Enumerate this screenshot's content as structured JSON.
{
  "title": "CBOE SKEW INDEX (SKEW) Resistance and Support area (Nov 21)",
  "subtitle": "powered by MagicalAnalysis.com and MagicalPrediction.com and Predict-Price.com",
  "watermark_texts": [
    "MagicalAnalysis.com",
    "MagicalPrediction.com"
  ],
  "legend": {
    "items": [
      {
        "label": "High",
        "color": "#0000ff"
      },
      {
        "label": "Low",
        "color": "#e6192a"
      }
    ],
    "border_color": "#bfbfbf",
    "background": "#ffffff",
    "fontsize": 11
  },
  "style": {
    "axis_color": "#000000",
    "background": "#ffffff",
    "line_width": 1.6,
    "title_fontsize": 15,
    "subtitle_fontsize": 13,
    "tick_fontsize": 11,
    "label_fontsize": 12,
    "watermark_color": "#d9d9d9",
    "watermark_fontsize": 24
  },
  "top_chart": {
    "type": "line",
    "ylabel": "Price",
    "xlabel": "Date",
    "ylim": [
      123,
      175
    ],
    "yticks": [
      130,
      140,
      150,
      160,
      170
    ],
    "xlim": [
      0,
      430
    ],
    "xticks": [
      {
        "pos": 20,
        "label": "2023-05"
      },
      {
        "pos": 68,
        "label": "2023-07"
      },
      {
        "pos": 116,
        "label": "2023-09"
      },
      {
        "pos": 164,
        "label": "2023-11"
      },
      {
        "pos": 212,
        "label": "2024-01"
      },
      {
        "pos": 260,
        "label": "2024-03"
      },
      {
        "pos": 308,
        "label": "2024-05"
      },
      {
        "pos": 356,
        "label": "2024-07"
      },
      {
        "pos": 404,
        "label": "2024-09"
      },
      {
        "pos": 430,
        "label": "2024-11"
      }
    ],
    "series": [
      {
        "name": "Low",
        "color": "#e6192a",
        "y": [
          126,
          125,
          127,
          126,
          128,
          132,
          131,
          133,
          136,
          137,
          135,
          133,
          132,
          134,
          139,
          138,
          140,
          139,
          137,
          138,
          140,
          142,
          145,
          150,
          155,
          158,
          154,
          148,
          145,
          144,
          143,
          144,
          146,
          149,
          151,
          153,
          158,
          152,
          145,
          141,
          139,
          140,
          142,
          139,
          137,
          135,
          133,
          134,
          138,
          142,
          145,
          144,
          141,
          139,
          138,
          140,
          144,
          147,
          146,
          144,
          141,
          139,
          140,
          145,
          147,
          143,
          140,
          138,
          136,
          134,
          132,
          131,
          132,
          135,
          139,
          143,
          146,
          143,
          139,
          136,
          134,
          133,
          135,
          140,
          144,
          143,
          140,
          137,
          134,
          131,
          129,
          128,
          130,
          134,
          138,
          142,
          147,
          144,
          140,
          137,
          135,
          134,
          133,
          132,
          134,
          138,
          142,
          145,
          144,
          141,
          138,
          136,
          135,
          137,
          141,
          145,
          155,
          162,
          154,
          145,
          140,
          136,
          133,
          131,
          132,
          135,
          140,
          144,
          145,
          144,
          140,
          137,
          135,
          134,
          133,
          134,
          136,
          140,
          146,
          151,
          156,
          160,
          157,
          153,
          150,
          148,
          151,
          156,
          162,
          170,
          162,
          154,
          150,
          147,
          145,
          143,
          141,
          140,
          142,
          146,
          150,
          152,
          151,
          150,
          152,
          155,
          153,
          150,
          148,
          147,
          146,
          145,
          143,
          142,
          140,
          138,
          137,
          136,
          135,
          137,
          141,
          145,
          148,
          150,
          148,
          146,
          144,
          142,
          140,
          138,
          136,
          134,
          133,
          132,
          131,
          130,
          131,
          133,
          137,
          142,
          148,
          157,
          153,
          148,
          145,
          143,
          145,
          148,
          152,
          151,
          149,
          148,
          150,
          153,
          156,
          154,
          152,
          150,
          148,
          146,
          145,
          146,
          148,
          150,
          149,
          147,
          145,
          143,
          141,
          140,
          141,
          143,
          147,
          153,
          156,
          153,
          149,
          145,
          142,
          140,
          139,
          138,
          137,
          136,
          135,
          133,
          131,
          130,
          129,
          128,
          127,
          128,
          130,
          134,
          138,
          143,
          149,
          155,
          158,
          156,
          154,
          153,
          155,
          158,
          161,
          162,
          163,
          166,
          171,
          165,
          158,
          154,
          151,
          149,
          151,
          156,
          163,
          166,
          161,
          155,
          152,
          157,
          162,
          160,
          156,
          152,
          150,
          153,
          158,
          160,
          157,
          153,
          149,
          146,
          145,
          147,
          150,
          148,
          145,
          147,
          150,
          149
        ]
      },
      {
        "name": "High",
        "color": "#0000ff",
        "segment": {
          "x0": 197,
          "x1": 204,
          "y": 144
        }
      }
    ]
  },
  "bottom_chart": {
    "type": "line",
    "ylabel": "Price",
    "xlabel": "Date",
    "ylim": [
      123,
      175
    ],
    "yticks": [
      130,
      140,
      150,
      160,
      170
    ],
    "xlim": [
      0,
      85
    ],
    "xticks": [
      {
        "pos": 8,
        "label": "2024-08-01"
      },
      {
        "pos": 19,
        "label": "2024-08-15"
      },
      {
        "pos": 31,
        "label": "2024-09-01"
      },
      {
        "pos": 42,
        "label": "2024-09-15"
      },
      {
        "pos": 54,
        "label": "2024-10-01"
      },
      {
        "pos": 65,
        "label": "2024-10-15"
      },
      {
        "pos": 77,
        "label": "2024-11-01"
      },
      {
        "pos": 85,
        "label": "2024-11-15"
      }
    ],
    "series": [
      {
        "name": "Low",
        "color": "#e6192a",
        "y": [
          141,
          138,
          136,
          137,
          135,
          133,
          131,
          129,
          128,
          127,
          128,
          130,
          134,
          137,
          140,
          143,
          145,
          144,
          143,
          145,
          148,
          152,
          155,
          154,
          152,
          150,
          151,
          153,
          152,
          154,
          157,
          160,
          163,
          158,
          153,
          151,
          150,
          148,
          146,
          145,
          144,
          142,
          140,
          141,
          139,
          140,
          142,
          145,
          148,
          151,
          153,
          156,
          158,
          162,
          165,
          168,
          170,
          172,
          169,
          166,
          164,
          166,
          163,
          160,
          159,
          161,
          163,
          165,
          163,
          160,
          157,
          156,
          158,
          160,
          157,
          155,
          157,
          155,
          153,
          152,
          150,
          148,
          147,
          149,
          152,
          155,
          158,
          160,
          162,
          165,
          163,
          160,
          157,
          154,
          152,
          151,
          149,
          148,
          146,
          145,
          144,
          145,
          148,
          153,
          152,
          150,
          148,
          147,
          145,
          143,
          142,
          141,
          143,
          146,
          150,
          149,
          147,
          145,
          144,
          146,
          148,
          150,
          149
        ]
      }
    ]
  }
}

==============================

### Stated task
Write the data from above out again, exactly.

### Task response
Enumerate this screenshot's content as structured JSON.
{
  "title": "CBOE SKEW INDEX (SKEW) Resistance and Support area (Nov 21)",
  "subtitle": "powered by MagicalAnalysis.com and MagicalPrediction.com and Predict-Price.com",
  "watermark_texts": [
    "MagicalAnalysis.com",
    "MagicalPrediction.com"
  ],
  "legend": {
    "items": [
      {
        "label": "High",
        "color": "#0000ff"
      },
      {
        "label": "Low",
        "color": "#e6192a"
      }
    ],
    "border_color": "#bfbfbf",
    "background": "#ffffff",
    "fontsize": 11
  },
  "style": {
    "axis_color": "#000000",
    "background": "#ffffff",
    "line_width": 1.6,
    "title_fontsize": 15,
    "subtitle_fontsize": 13,
    "tick_fontsize": 11,
    "label_fontsize": 12,
    "watermark_color": "#d9d9d9",
    "watermark_fontsize": 24
  },
  "top_chart": {
    "type": "line",
    "ylabel": "Price",
    "xlabel": "Date",
    "ylim": [
      123,
      175
    ],
    "yticks": [
      130,
      140,
      150,
      160,
      170
    ],
    "xlim": [
      0,
      430
    ],
    "xticks": [
      {
        "pos": 20,
        "label": "2023-05"
      },
      {
        "pos": 68,
        "label": "2023-07"
      },
      {
        "pos": 116,
        "label": "2023-09"
      },
      {
        "pos": 164,
        "label": "2023-11"
      },
      {
        "pos": 212,
        "label": "2024-01"
      },
      {
        "pos": 260,
        "label": "2024-03"
      },
      {
        "pos": 308,
        "label": "2024-05"
      },
      {
        "pos": 356,
        "label": "2024-07"
      },
      {
        "pos": 404,
        "label": "2024-09"
      },
      {
        "pos": 430,
        "label": "2024-11"
      }
    ],
    "series": [
      {
        "name": "Low",
        "color": "#e6192a",
        "y": [
          126,
          125,
          127,
          126,
          128,
          132,
          131,
          133,
          136,
          137,
          135,
          133,
          132,
          134,
          139,
          138,
          140,
          139,
          137,
          138,
          140,
          142,
          145,
          150,
          155,
          158,
          154,
          148,
          145,
          144,
          143,
          144,
          146,
          149,
          151,
          153,
          158,
          152,
          145,
          141,
          139,
          140,
          142,
          139,
          137,
          135,
          133,
          134,
          138,
          142,
          145,
          144,
          141,
          139,
          138,
          140,
          144,
          147,
          146,
          144,
          141,
          139,
          140,
          145,
          147,
          143,
          140,
          138,
          136,
          134,
          132,
          131,
          132,
          135,
          139,
          143,
          146,
          143,
          139,
          136,
          134,
          133,
          135,
          140,
          144,
          143,
          140,
          137,
          134,
          131,
          129,
          128,
          130,
          134,
          138,
          142,
          147,
          144,
          140,
          137,
          135,
          134,
          133,
          132,
          134,
          138,
          142,
          145,
          144,
          141,
          138,
          136,
          135,
          137,
          141,
          145,
          155,
          162,
          154,
          145,
          140,
          136,
          133,
          131,
          132,
          135,
          140,
          144,
          145,
          144,
          140,
          137,
          135,
          134,
          133,
          134,
          136,
          140,
          146,
          151,
          156,
          160,
          157,
          153,
          150,
          148,
          151,
          156,
          162,
          170,
          162,
          154,
          150,
          147,
          145,
          143,
          141,
          140,
          142,
          146,
          150,
          152,
          151,
          150,
          152,
          155,
          153,
          150,
          148,
          147,
          146,
          145,
          143,
          142,
          140,
          138,
          137,
          136,
          135,
          137,
          141,
          145,
          148,
          150,
          148,
          146,
          144,
          142,
          140,
          138,
          136,
          134,
          133,
          132,
          131,
          130,
          131,
          133,
          137,
          142,
          148,
          157,
          153,
          148,
          145,
          143,
          145,
          148,
          152,
          151,
          149,
          148,
          150,
          153,
          156,
          154,
          152,
          150,
          148,
          146,
          145,
          146,
          148,
          150,
          149,
          147,
          145,
          143,
          141,
          140,
          141,
          143,
          147,
          153,
          156,
          153,
          149,
          145,
          142,
          140,
          139,
          138,
          137,
          136,
          135,
          133,
          131,
          130,
          129,
          128,
          127,
          128,
          130,
          134,
          138,
          143,
          149,
          155,
          158,
          156,
          154,
          153,
          155,
          158,
          161,
          162,
          163,
          166,
          171,
          165,
          158,
          154,
          151,
          149,
          151,
          156,
          163,
          166,
          161,
          155,
          152,
          157,
          162,
          160,
          156,
          152,
          150,
          153,
          158,
          160,
          157,
          153,
          149,
          146,
          145,
          147,
          150,
          148,
          145,
          147,
          150,
          149
        ]
      },
      {
        "name": "High",
        "color": "#0000ff",
        "segment": {
          "x0": 197,
          "x1": 204,
          "y": 144
        }
      }
    ]
  },
  "bottom_chart": {
    "type": "line",
    "ylabel": "Price",
    "xlabel": "Date",
    "ylim": [
      123,
      175
    ],
    "yticks": [
      130,
      140,
      150,
      160,
      170
    ],
    "xlim": [
      0,
      85
    ],
    "xticks": [
      {
        "pos": 8,
        "label": "2024-08-01"
      },
      {
        "pos": 19,
        "label": "2024-08-15"
      },
      {
        "pos": 31,
        "label": "2024-09-01"
      },
      {
        "pos": 42,
        "label": "2024-09-15"
      },
      {
        "pos": 54,
        "label": "2024-10-01"
      },
      {
        "pos": 65,
        "label": "2024-10-15"
      },
      {
        "pos": 77,
        "label": "2024-11-01"
      },
      {
        "pos": 85,
        "label": "2024-11-15"
      }
    ],
    "series": [
      {
        "name": "Low",
        "color": "#e6192a",
        "y": [
          141,
          138,
          136,
          137,
          135,
          133,
          131,
          129,
          128,
          127,
          128,
          130,
          134,
          137,
          140,
          143,
          145,
          144,
          143,
          145,
          148,
          152,
          155,
          154,
          152,
          150,
          151,
          153,
          152,
          154,
          157,
          160,
          163,
          158,
          153,
          151,
          150,
          148,
          146,
          145,
          144,
          142,
          140,
          141,
          139,
          140,
          142,
          145,
          148,
          151,
          153,
          156,
          158,
          162,
          165,
          168,
          170,
          172,
          169,
          166,
          164,
          166,
          163,
          160,
          159,
          161,
          163,
          165,
          163,
          160,
          157,
          156,
          158,
          160,
          157,
          155,
          157,
          155,
          153,
          152,
          150,
          148,
          147,
          149,
          152,
          155,
          158,
          160,
          162,
          165,
          163,
          160,
          157,
          154,
          152,
          151,
          149,
          148,
          146,
          145,
          144,
          145,
          148,
          153,
          152,
          150,
          148,
          147,
          145,
          143,
          142,
          141,
          143,
          146,
          150,
          149,
          147,
          145,
          144,
          146,
          148,
          150,
          149
        ]
      }
    ]
  }
}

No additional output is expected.